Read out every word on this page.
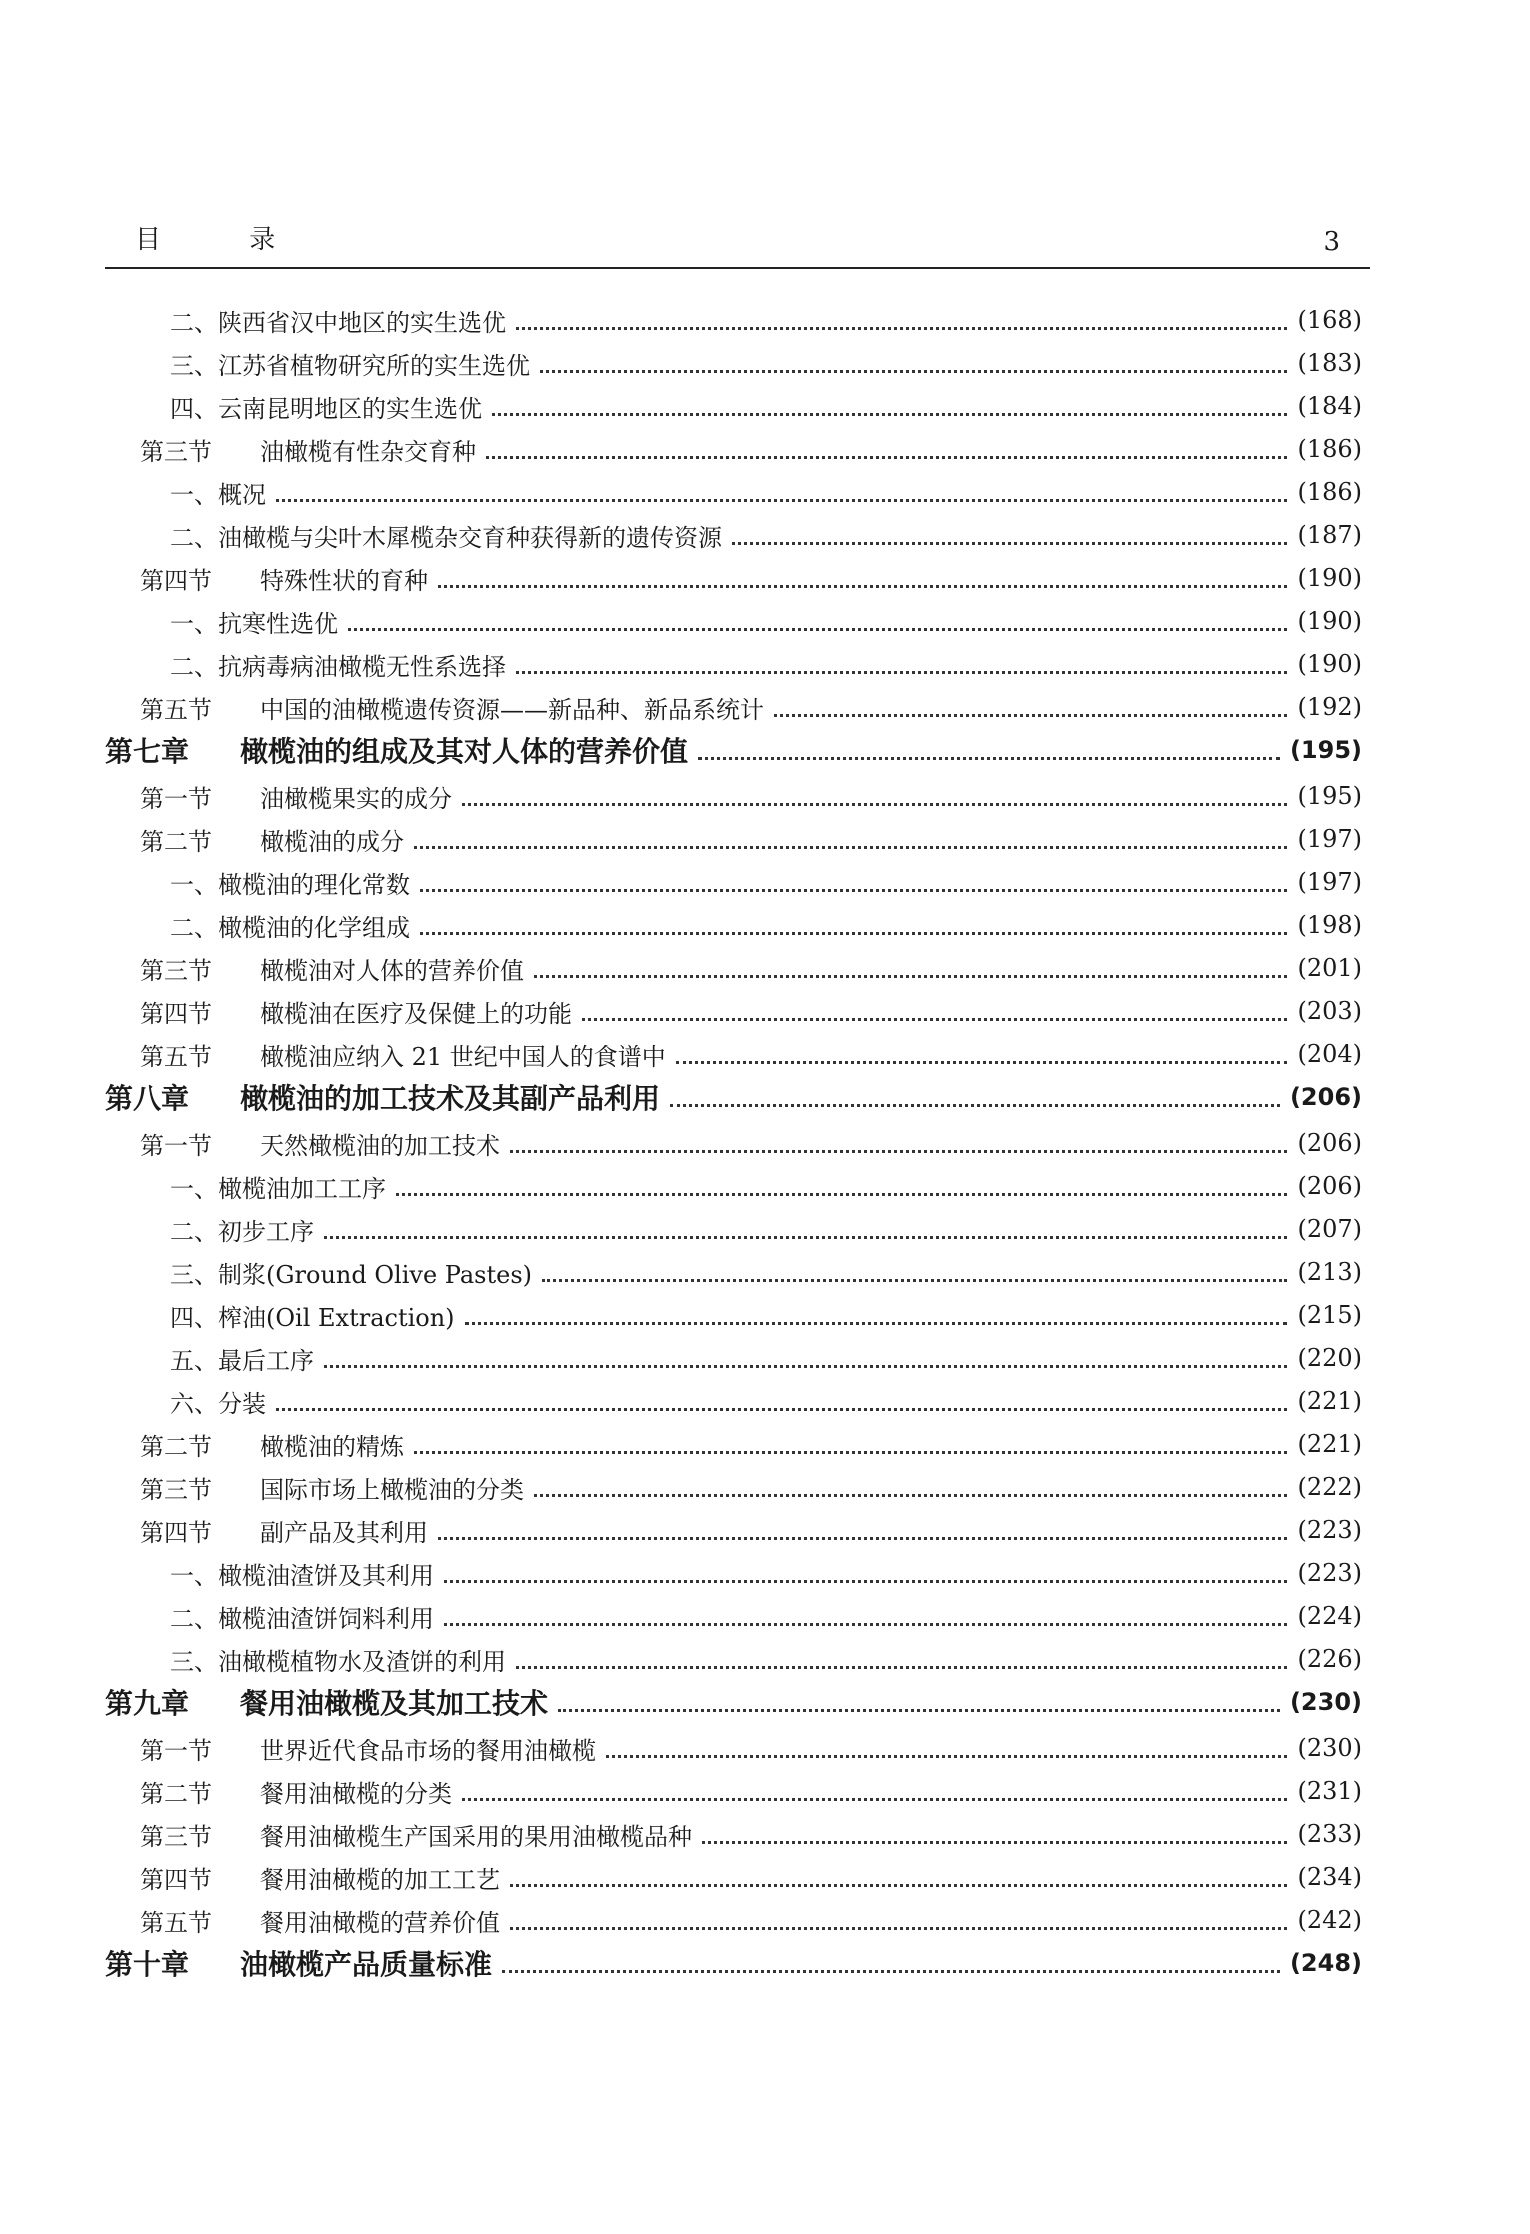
目 录	3
二、陕西省汉中地区的实生选优	(168)
三、江苏省植物研究所的实生选优	(183)
四、云南昆明地区的实生选优	(184)
第三节	油橄榄有性杂交育种	(186)
一、概况	(186)
二、油橄榄与尖叶木犀榄杂交育种获得新的遗传资源	(187)
第四节	特殊性状的育种	(190)
一、抗寒性选优	(190)
二、抗病毒病油橄榄无性系选择	(190)
第五节	中国的油橄榄遗传资源——新品种、新品系统计	(192)
第七章	橄榄油的组成及其对人体的营养价值	(195)
第一节	油橄榄果实的成分	(195)
第二节	橄榄油的成分	(197)
一、橄榄油的理化常数	(197)
二、橄榄油的化学组成	(198)
第三节	橄榄油对人体的营养价值	(201)
第四节	橄榄油在医疗及保健上的功能	(203)
第五节	橄榄油应纳入 21 世纪中国人的食谱中	(204)
第八章	橄榄油的加工技术及其副产品利用	(206)
第一节	天然橄榄油的加工技术	(206)
一、橄榄油加工工序	(206)
二、初步工序	(207)
三、制浆(Ground Olive Pastes)	(213)
四、榨油(Oil Extraction)	(215)
五、最后工序	(220)
六、分装	(221)
第二节	橄榄油的精炼	(221)
第三节	国际市场上橄榄油的分类	(222)
第四节	副产品及其利用	(223)
一、橄榄油渣饼及其利用	(223)
二、橄榄油渣饼饲料利用	(224)
三、油橄榄植物水及渣饼的利用	(226)
第九章	餐用油橄榄及其加工技术	(230)
第一节	世界近代食品市场的餐用油橄榄	(230)
第二节	餐用油橄榄的分类	(231)
第三节	餐用油橄榄生产国采用的果用油橄榄品种	(233)
第四节	餐用油橄榄的加工工艺	(234)
第五节	餐用油橄榄的营养价值	(242)
第十章	油橄榄产品质量标准	(248)
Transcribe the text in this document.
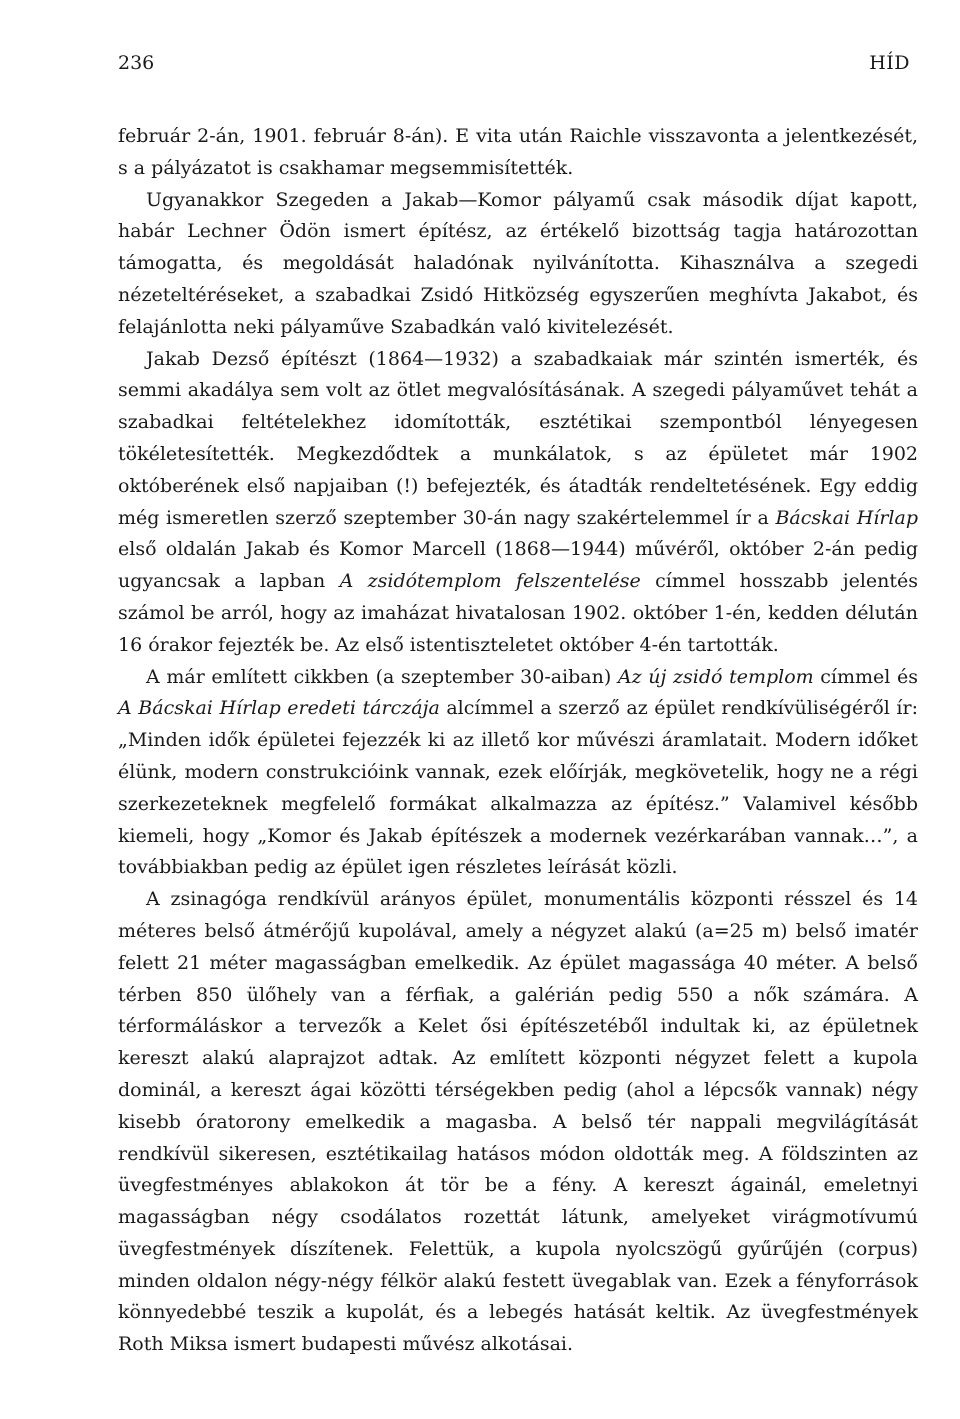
236	HÍD

február 2-án, 1901. február 8-án). E vita után Raichle visszavonta a jelentkezését, s a pályázatot is csakhamar megsemmisítették.

Ugyanakkor Szegeden a Jakab—Komor pályamű csak második díjat kapott, habár Lechner Ödön ismert építész, az értékelő bizottság tagja határozottan támogatta, és megoldását haladónak nyilvánította. Kihasználva a szegedi nézeteltéréseket, a szabadkai Zsidó Hitközség egyszerűen meghívta Jakabot, és felajánlotta neki pályaműve Szabadkán való kivitelezését.

Jakab Dezső építészt (1864—1932) a szabadkaiak már szintén ismerték, és semmi akadálya sem volt az ötlet megvalósításának. A szegedi pályaművet tehát a szabadkai feltételekhez idomították, esztétikai szempontból lényegesen tökéletesítették. Megkezdődtek a munkálatok, s az épületet már 1902 októberének első napjaiban (!) befejezték, és átadták rendeltetésének. Egy eddig még ismeretlen szerző szeptember 30-án nagy szakértelemmel ír a Bácskai Hírlap első oldalán Jakab és Komor Marcell (1868—1944) művéről, október 2-án pedig ugyancsak a lapban A zsidótemplom felszentelése címmel hosszabb jelentés számol be arról, hogy az imaházat hivatalosan 1902. október 1-én, kedden délután 16 órakor fejezték be. Az első istentiszteletet október 4-én tartották.

A már említett cikkben (a szeptember 30-aiban) Az új zsidó templom címmel és A Bácskai Hírlap eredeti tárczája alcímmel a szerző az épület rendkívüliségéről ír: „Minden idők épületei fejezzék ki az illető kor művészi áramlatait. Modern időket élünk, modern construkcióink vannak, ezek előírják, megkövetelik, hogy ne a régi szerkezeteknek megfelelő formákat alkalmazza az építész.” Valamivel később kiemeli, hogy „Komor és Jakab építészek a modernek vezérkarában vannak…”, a továbbiakban pedig az épület igen részletes leírását közli.

A zsinagóga rendkívül arányos épület, monumentális központi résszel és 14 méteres belső átmérőjű kupolával, amely a négyzet alakú (a=25 m) belső imatér felett 21 méter magasságban emelkedik. Az épület magassága 40 méter. A belső térben 850 ülőhely van a férfiak, a galérián pedig 550 a nők számára. A térformáláskor a tervezők a Kelet ősi építészetéből indultak ki, az épületnek kereszt alakú alaprajzot adtak. Az említett központi négyzet felett a kupola dominál, a kereszt ágai közötti térségekben pedig (ahol a lépcsők vannak) négy kisebb óratorony emelkedik a magasba. A belső tér nappali megvilágítását rendkívül sikeresen, esztétikailag hatásos módon oldották meg. A földszinten az üvegfestményes ablakokon át tör be a fény. A kereszt ágainál, emeletnyi magasságban négy csodálatos rozettát látunk, amelyeket virágmotívumú üvegfestmények díszítenek. Felettük, a kupola nyolcszögű gyűrűjén (corpus) minden oldalon négy-négy félkör alakú festett üvegablak van. Ezek a fényforrások könnyedebbé teszik a kupolát, és a lebegés hatását keltik. Az üvegfestmények Roth Miksa ismert budapesti művész alkotásai.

--- TASK PROMPT ---
The records above must be transcribed exactly. Pictures are left out of the copy.

--- WORKED ANSWER ---
Read out every word on this page.
目 录	3
二、陕西省汉中地区的实生选优	(168)
三、江苏省植物研究所的实生选优	(183)
四、云南昆明地区的实生选优	(184)
第三节	油橄榄有性杂交育种	(186)
一、概况	(186)
二、油橄榄与尖叶木犀榄杂交育种获得新的遗传资源	(187)
第四节	特殊性状的育种	(190)
一、抗寒性选优	(190)
二、抗病毒病油橄榄无性系选择	(190)
第五节	中国的油橄榄遗传资源——新品种、新品系统计	(192)
第七章	橄榄油的组成及其对人体的营养价值	(195)
第一节	油橄榄果实的成分	(195)
第二节	橄榄油的成分	(197)
一、橄榄油的理化常数	(197)
二、橄榄油的化学组成	(198)
第三节	橄榄油对人体的营养价值	(201)
第四节	橄榄油在医疗及保健上的功能	(203)
第五节	橄榄油应纳入 21 世纪中国人的食谱中	(204)
第八章	橄榄油的加工技术及其副产品利用	(206)
第一节	天然橄榄油的加工技术	(206)
一、橄榄油加工工序	(206)
二、初步工序	(207)
三、制浆(Ground Olive Pastes)	(213)
四、榨油(Oil Extraction)	(215)
五、最后工序	(220)
六、分装	(221)
第二节	橄榄油的精炼	(221)
第三节	国际市场上橄榄油的分类	(222)
第四节	副产品及其利用	(223)
一、橄榄油渣饼及其利用	(223)
二、橄榄油渣饼饲料利用	(224)
三、油橄榄植物水及渣饼的利用	(226)
第九章	餐用油橄榄及其加工技术	(230)
第一节	世界近代食品市场的餐用油橄榄	(230)
第二节	餐用油橄榄的分类	(231)
第三节	餐用油橄榄生产国采用的果用油橄榄品种	(233)
第四节	餐用油橄榄的加工工艺	(234)
第五节	餐用油橄榄的营养价值	(242)
第十章	油橄榄产品质量标准	(248)
Transcribe the text in this document.
236	HÍD

február 2-án, 1901. február 8-án). E vita után Raichle visszavonta a jelentkezését, s a pályázatot is csakhamar megsemmisítették.

Ugyanakkor Szegeden a Jakab—Komor pályamű csak második díjat kapott, habár Lechner Ödön ismert építész, az értékelő bizottság tagja határozottan támogatta, és megoldását haladónak nyilvánította. Kihasználva a szegedi nézeteltéréseket, a szabadkai Zsidó Hitközség egyszerűen meghívta Jakabot, és felajánlotta neki pályaműve Szabadkán való kivitelezését.

Jakab Dezső építészt (1864—1932) a szabadkaiak már szintén ismerték, és semmi akadálya sem volt az ötlet megvalósításának. A szegedi pályaművet tehát a szabadkai feltételekhez idomították, esztétikai szempontból lényegesen tökéletesítették. Megkezdődtek a munkálatok, s az épületet már 1902 októberének első napjaiban (!) befejezték, és átadták rendeltetésének. Egy eddig még ismeretlen szerző szeptember 30-án nagy szakértelemmel ír a Bácskai Hírlap első oldalán Jakab és Komor Marcell (1868—1944) művéről, október 2-án pedig ugyancsak a lapban A zsidótemplom felszentelése címmel hosszabb jelentés számol be arról, hogy az imaházat hivatalosan 1902. október 1-én, kedden délután 16 órakor fejezték be. Az első istentiszteletet október 4-én tartották.

A már említett cikkben (a szeptember 30-aiban) Az új zsidó templom címmel és A Bácskai Hírlap eredeti tárczája alcímmel a szerző az épület rendkívüliségéről ír: „Minden idők épületei fejezzék ki az illető kor művészi áramlatait. Modern időket élünk, modern construkcióink vannak, ezek előírják, megkövetelik, hogy ne a régi szerkezeteknek megfelelő formákat alkalmazza az építész.” Valamivel később kiemeli, hogy „Komor és Jakab építészek a modernek vezérkarában vannak…”, a továbbiakban pedig az épület igen részletes leírását közli.

A zsinagóga rendkívül arányos épület, monumentális központi résszel és 14 méteres belső átmérőjű kupolával, amely a négyzet alakú (a=25 m) belső imatér felett 21 méter magasságban emelkedik. Az épület magassága 40 méter. A belső térben 850 ülőhely van a férfiak, a galérián pedig 550 a nők számára. A térformáláskor a tervezők a Kelet ősi építészetéből indultak ki, az épületnek kereszt alakú alaprajzot adtak. Az említett központi négyzet felett a kupola dominál, a kereszt ágai közötti térségekben pedig (ahol a lépcsők vannak) négy kisebb óratorony emelkedik a magasba. A belső tér nappali megvilágítását rendkívül sikeresen, esztétikailag hatásos módon oldották meg. A földszinten az üvegfestményes ablakokon át tör be a fény. A kereszt ágainál, emeletnyi magasságban négy csodálatos rozettát látunk, amelyeket virágmotívumú üvegfestmények díszítenek. Felettük, a kupola nyolcszögű gyűrűjén (corpus) minden oldalon négy-négy félkör alakú festett üvegablak van. Ezek a fényforrások könnyedebbé teszik a kupolát, és a lebegés hatását keltik. Az üvegfestmények Roth Miksa ismert budapesti művész alkotásai.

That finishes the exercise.